(WHAT TO PRODUCE)
List each line of the data in which the string "Российской" appears.

━━━━━ DATA SUPPLIED

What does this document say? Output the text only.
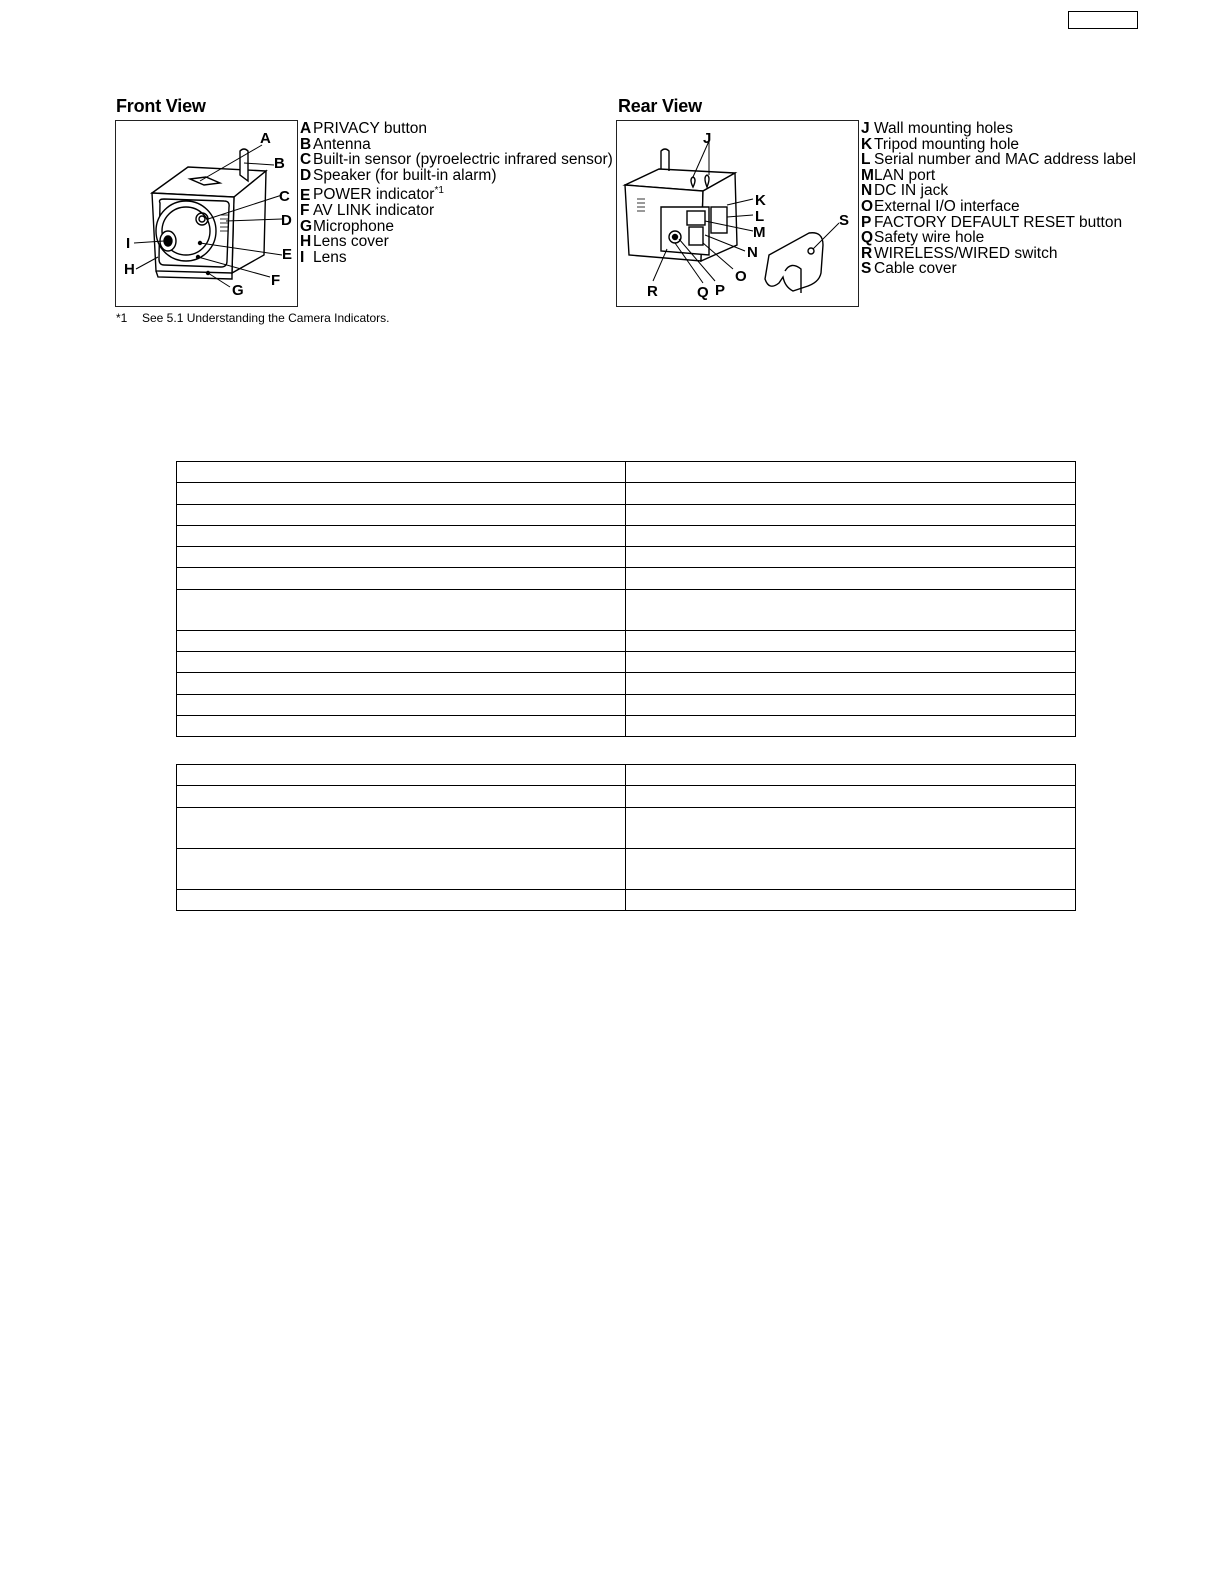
Front View
A
B
C
D
E
F
G
H
I
A PRIVACY button
B Antenna
C Built-in sensor (pyroelectric infrared sensor)
D Speaker (for built-in alarm)
E POWER indicator$^{*1}$
F AV LINK indicator
GMicrophone
H Lens cover
I Lens
Rear View
J
K
L
M
N
O
P
Q
R
S
J Wall mounting holes
K Tripod mounting hole
L Serial number and MAC address label
MLAN port
N DC IN jack
OExternal I/O interface
P FACTORY DEFAULT RESET button
QSafety wire hole
R WIRELESS/WIRED switch
S Cable cover
*1 See 5.1 Understanding the Camera Indicators.
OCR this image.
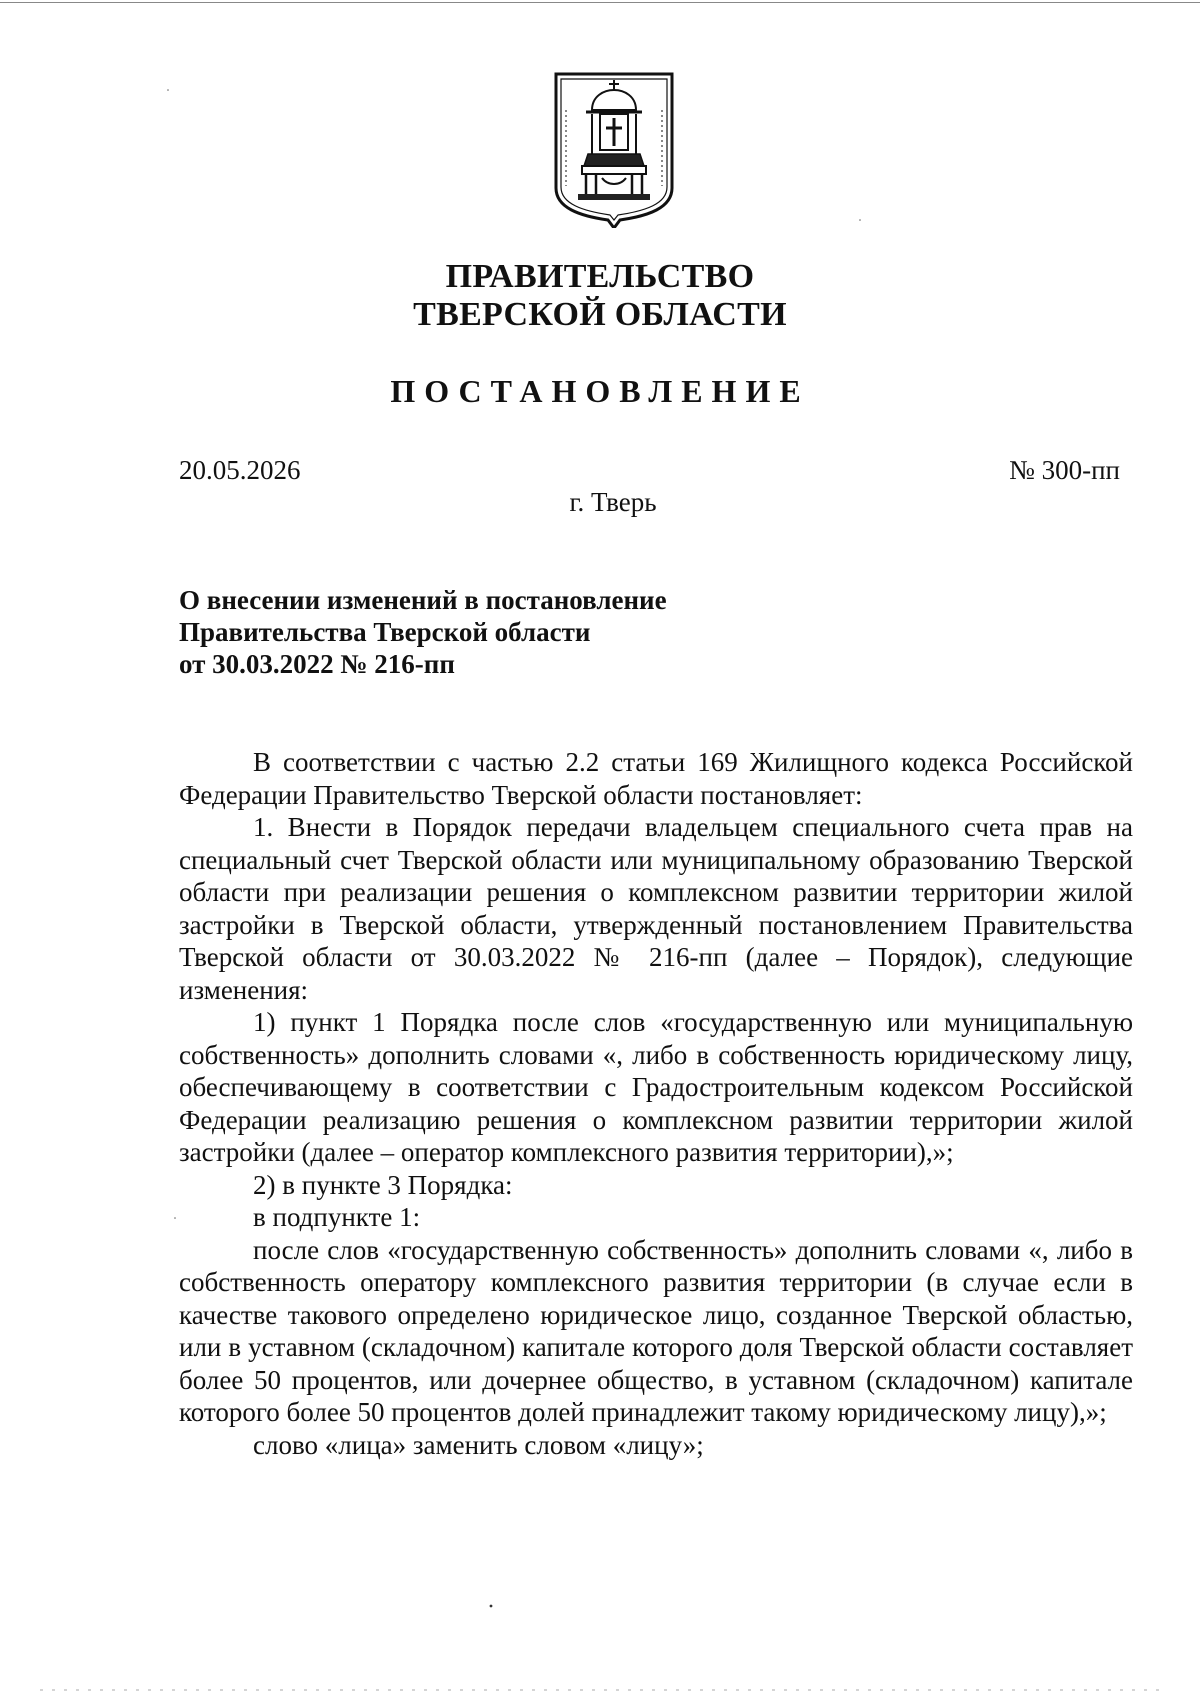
ПРАВИТЕЛЬСТВО
ТВЕРСКОЙ ОБЛАСТИ
ПОСТАНОВЛЕНИЕ
20.05.2026	№ 300-пп
г. Тверь
О внесении изменений в постановление
Правительства Тверской области
от 30.03.2022 № 216-пп

В соответствии с частью 2.2 статьи 169 Жилищного кодекса Российской Федерации Правительство Тверской области постановляет:

1. Внести в Порядок передачи владельцем специального счета прав на специальный счет Тверской области или муниципальному образованию Тверской области при реализации решения о комплексном развитии территории жилой застройки в Тверской области, утвержденный постановлением Правительства Тверской области от 30.03.2022 № 216-пп (далее – Порядок), следующие изменения:

1) пункт 1 Порядка после слов «государственную или муниципальную собственность» дополнить словами «, либо в собственность юридическому лицу, обеспечивающему в соответствии с Градостроительным кодексом Российской Федерации реализацию решения о комплексном развитии территории жилой застройки (далее – оператор комплексного развития территории),»;

2) в пункте 3 Порядка:

в подпункте 1:

после слов «государственную собственность» дополнить словами «, либо в собственность оператору комплексного развития территории (в случае если в качестве такового определено юридическое лицо, созданное Тверской областью, или в уставном (складочном) капитале которого доля Тверской области составляет более 50 процентов, или дочернее общество, в уставном (складочном) капитале которого более 50 процентов долей принадлежит такому юридическому лицу),»;

слово «лица» заменить словом «лицу»;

━━━━━━━━━━

(FULL RESPONSE)
В соответствии с частью 2.2 статьи 169 Жилищного кодекса Российской Федерации Правительство Тверской области постановляет:
1) пункт 1 Порядка после слов «государственную или муниципальную собственность» дополнить словами «, либо в собственность юридическому лицу, обеспечивающему в соответствии с Градостроительным кодексом Российской Федерации реализацию решения о комплексном развитии территории жилой застройки (далее – оператор комплексного развития территории),»;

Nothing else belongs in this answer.